** Job **
Output all of the data below exactly as given.

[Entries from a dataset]
────────────────────────────────────────

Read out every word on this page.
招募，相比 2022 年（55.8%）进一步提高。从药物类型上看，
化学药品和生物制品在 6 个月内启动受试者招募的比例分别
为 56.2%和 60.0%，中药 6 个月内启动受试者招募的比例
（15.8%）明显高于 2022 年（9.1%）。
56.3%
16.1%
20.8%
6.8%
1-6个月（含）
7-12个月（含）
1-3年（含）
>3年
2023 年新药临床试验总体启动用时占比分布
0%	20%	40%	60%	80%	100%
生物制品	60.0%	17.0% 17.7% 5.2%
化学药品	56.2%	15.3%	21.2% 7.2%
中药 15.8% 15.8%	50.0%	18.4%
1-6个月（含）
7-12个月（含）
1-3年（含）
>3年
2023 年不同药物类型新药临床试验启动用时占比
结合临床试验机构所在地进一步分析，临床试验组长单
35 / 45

────────────────────────────────────────

** Written solution **
Read out every word on this page.
招募，相比 2022 年（55.8%）进一步提高。从药物类型上看，
化学药品和生物制品在 6 个月内启动受试者招募的比例分别
为 56.2%和 60.0%，中药 6 个月内启动受试者招募的比例
（15.8%）明显高于 2022 年（9.1%）。
56.3%
16.1%
20.8%
6.8%
1-6个月（含）
7-12个月（含）
1-3年（含）
>3年
2023 年新药临床试验总体启动用时占比分布
0%	20%	40%	60%	80%	100%
生物制品	60.0%	17.0% 17.7% 5.2%
化学药品	56.2%	15.3%	21.2% 7.2%
中药 15.8% 15.8%	50.0%	18.4%
1-6个月（含）
7-12个月（含）
1-3年（含）
>3年
2023 年不同药物类型新药临床试验启动用时占比
结合临床试验机构所在地进一步分析，临床试验组长单
35 / 45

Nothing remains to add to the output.